TASK INSTRUCTIONS:
Return the lines below that carry the word "Equipment".

-- BEGIN --

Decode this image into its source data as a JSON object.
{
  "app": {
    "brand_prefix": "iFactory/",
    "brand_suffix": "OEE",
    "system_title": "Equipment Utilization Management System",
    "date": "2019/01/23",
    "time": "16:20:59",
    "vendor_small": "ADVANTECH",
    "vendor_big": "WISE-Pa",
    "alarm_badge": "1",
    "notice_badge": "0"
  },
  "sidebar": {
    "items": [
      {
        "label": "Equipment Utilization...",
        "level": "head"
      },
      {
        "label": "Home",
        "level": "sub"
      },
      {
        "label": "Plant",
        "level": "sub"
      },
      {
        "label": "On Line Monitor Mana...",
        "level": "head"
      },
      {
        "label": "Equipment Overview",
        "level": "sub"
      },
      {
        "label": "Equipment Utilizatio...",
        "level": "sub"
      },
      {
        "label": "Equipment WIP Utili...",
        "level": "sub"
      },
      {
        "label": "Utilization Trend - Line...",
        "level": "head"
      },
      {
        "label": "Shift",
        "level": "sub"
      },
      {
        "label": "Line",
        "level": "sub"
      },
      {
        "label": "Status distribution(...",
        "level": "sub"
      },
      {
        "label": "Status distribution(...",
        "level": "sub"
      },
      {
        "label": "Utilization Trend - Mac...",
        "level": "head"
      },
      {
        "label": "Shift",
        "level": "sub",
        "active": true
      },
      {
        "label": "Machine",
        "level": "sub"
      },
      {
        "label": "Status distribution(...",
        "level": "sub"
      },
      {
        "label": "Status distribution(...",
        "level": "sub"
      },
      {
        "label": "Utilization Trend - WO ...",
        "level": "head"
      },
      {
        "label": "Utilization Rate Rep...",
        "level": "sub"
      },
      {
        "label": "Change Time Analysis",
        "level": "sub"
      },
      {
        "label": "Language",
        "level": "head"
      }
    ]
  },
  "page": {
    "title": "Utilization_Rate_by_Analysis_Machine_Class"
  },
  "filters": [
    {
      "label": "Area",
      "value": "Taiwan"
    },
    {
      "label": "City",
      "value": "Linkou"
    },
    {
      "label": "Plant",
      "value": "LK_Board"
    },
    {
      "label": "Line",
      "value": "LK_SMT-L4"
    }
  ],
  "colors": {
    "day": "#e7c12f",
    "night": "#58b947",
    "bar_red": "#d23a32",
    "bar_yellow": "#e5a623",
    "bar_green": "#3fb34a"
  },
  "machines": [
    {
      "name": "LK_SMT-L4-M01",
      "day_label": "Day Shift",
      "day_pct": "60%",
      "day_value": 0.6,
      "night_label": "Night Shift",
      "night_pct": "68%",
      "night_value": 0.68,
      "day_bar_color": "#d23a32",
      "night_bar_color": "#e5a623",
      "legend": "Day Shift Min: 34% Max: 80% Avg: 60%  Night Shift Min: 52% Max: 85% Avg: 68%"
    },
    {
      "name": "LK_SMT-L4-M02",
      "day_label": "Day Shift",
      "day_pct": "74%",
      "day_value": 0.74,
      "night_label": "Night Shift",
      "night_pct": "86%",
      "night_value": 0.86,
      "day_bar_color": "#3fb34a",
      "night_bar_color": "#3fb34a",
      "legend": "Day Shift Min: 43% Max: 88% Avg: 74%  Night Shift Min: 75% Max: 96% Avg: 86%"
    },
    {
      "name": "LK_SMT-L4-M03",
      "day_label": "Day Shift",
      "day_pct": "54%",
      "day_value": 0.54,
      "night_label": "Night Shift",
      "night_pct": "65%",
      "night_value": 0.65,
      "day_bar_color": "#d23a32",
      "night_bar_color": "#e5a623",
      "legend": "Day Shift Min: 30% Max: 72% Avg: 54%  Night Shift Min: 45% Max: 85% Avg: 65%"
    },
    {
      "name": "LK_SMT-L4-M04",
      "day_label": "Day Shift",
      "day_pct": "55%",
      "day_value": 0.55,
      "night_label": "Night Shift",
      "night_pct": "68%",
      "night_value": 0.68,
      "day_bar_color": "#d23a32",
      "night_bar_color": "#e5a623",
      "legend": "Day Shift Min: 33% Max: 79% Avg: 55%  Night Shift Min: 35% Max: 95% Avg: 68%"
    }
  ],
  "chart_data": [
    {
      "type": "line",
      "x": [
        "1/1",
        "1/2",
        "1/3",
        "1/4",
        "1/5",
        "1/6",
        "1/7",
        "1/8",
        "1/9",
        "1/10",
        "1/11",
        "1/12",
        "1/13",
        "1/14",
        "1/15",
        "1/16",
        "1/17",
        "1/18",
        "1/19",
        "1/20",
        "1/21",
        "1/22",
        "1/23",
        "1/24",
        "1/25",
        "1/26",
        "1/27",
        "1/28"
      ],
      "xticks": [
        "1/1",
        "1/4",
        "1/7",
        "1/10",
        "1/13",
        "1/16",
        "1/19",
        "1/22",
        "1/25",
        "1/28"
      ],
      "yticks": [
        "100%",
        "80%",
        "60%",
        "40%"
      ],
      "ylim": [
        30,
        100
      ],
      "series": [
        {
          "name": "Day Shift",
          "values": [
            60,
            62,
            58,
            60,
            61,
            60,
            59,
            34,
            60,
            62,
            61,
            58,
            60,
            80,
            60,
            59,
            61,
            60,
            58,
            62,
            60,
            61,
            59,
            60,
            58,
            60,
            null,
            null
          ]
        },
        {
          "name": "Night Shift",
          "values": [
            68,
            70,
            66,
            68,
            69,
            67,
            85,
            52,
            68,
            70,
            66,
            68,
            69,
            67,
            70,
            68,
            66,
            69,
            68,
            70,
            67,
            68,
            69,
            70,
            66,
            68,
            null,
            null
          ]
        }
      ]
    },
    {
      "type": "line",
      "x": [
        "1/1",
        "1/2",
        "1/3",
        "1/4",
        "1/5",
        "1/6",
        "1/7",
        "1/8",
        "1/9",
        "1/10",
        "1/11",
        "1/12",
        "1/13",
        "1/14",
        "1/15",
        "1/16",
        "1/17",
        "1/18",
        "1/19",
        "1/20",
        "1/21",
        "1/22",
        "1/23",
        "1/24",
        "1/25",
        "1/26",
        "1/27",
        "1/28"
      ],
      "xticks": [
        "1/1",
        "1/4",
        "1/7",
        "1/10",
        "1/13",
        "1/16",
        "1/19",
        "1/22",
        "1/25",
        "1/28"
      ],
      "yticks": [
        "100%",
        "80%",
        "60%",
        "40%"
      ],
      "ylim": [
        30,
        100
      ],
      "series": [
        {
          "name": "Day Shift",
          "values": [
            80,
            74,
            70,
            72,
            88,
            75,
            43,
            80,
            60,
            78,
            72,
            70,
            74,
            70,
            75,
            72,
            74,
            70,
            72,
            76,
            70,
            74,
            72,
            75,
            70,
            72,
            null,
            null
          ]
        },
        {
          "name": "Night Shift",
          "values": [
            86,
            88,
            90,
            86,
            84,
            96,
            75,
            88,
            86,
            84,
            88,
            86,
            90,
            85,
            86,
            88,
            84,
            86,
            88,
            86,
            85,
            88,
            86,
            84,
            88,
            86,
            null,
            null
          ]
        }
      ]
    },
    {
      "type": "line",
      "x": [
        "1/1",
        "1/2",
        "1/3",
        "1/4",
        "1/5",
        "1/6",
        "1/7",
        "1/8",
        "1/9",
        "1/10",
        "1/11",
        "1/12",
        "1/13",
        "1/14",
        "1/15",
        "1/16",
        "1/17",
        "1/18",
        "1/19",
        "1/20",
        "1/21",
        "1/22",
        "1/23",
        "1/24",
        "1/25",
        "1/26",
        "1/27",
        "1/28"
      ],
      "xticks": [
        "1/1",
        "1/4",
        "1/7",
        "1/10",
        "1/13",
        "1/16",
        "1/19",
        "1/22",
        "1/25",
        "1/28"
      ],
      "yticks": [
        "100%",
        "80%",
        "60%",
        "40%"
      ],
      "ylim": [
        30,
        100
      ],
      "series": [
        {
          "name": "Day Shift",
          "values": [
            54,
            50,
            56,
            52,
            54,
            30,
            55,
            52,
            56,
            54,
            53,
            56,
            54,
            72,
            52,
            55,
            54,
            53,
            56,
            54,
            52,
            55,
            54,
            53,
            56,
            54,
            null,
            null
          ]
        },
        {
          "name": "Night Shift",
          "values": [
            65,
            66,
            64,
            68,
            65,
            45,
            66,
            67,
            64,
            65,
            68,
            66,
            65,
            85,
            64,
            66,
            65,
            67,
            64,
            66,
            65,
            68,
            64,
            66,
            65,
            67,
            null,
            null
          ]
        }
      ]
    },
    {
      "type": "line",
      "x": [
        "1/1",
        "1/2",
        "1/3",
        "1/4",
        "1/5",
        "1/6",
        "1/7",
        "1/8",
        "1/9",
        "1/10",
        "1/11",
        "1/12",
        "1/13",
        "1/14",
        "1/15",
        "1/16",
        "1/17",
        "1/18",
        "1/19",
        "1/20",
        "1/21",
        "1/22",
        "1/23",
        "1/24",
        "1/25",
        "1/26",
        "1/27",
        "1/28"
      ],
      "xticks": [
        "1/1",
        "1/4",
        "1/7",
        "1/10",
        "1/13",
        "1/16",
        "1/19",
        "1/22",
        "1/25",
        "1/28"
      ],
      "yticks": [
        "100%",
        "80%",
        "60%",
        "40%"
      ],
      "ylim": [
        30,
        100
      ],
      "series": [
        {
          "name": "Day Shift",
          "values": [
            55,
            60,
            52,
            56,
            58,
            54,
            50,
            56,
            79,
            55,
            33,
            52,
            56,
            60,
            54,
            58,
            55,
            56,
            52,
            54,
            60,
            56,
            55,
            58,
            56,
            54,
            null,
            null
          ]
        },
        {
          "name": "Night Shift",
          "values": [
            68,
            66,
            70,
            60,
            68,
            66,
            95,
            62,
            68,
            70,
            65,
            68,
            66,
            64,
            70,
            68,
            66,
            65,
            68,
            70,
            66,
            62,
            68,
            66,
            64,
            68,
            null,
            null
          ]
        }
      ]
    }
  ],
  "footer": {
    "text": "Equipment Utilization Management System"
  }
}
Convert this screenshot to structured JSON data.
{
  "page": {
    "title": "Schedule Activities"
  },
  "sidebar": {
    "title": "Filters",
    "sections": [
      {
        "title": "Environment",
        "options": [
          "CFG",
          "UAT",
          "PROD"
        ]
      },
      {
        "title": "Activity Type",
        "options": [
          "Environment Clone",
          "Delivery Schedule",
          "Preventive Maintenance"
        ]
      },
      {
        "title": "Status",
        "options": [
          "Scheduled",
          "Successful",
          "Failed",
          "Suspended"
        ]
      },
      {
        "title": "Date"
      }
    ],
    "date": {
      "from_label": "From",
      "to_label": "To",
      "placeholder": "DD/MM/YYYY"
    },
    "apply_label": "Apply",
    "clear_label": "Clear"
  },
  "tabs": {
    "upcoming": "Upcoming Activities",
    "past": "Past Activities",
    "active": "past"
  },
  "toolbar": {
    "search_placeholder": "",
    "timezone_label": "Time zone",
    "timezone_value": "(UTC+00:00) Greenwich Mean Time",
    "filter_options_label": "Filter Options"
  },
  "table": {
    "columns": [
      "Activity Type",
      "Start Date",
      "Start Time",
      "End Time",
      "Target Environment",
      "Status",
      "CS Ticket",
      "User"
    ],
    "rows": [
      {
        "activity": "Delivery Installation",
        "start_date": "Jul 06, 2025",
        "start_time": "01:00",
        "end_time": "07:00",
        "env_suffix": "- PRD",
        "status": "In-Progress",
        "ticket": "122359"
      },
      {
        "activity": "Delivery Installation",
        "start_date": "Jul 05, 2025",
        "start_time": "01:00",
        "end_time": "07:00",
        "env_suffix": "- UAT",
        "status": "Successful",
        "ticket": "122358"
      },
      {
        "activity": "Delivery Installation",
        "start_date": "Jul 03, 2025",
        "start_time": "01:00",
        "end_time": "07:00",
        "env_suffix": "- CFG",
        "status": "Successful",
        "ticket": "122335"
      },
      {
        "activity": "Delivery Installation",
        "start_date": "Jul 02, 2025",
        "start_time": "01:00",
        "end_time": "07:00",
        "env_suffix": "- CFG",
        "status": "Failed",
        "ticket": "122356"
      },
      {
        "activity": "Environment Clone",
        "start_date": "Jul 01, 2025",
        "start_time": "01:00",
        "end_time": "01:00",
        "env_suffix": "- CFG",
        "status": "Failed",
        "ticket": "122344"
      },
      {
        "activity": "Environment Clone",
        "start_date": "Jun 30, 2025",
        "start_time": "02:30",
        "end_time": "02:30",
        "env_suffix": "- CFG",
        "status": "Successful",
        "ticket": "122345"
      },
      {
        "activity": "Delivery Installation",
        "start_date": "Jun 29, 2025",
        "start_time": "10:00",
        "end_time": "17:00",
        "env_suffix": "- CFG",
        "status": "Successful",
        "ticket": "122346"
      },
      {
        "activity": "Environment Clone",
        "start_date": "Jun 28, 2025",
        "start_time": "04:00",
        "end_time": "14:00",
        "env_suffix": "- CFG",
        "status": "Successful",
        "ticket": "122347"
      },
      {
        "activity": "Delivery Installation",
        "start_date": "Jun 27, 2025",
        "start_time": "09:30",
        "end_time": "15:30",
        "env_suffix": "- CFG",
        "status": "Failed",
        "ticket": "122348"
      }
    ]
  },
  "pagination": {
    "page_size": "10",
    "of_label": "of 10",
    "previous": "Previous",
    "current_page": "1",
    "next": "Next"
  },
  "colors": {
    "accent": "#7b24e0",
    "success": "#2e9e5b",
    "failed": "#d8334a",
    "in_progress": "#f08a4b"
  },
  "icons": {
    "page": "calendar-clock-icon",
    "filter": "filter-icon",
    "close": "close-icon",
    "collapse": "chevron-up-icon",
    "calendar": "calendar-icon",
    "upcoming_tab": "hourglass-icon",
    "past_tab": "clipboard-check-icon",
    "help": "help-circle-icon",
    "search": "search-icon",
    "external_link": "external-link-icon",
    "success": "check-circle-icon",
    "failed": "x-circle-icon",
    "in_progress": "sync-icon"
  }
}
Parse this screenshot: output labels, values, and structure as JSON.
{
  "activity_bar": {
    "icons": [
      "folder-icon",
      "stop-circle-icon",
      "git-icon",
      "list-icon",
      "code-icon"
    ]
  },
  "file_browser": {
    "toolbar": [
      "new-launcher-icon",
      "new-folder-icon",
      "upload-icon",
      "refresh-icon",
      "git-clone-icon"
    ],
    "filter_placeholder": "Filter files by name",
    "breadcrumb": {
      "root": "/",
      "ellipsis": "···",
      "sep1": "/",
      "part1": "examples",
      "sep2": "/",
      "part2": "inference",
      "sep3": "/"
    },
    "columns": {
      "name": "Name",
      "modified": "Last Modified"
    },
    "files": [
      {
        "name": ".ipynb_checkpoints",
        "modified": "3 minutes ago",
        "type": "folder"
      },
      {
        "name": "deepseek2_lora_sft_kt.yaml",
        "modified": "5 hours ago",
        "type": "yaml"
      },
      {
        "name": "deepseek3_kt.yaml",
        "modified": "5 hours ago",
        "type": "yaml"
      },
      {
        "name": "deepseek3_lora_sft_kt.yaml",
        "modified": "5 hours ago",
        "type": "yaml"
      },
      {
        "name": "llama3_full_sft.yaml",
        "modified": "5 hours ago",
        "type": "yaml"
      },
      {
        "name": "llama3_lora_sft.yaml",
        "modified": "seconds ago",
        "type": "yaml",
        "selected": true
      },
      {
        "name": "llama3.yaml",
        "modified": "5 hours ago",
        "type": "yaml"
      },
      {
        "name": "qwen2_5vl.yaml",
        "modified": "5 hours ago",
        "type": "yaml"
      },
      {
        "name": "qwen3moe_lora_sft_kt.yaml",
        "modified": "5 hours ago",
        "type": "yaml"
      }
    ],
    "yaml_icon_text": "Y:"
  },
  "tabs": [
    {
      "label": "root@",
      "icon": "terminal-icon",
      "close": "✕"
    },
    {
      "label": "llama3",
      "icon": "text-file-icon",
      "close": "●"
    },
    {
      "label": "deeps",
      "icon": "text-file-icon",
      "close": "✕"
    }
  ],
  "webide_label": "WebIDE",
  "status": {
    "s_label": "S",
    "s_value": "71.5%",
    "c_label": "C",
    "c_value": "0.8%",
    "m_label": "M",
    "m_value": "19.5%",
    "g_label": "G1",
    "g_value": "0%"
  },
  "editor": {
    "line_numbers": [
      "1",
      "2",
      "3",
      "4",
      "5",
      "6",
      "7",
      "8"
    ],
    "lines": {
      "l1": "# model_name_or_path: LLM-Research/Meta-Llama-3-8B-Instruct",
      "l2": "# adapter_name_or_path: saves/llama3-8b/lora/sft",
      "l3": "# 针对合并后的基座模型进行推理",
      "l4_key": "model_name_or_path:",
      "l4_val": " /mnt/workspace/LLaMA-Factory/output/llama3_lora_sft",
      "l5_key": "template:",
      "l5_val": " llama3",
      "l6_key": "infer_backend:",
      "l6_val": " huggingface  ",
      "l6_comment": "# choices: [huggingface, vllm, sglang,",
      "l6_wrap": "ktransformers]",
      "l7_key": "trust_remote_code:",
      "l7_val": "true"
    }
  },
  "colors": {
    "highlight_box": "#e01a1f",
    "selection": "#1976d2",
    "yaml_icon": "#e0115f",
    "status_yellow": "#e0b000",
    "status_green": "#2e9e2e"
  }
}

-- END --

WORKED SOLUTION:
    "system_title": "Equipment Utilization Management System",
        "label": "Equipment Utilization...",
        "label": "Equipment Overview",
        "label": "Equipment Utilizatio...",
        "label": "Equipment WIP Utili...",
    "text": "Equipment Utilization Management System"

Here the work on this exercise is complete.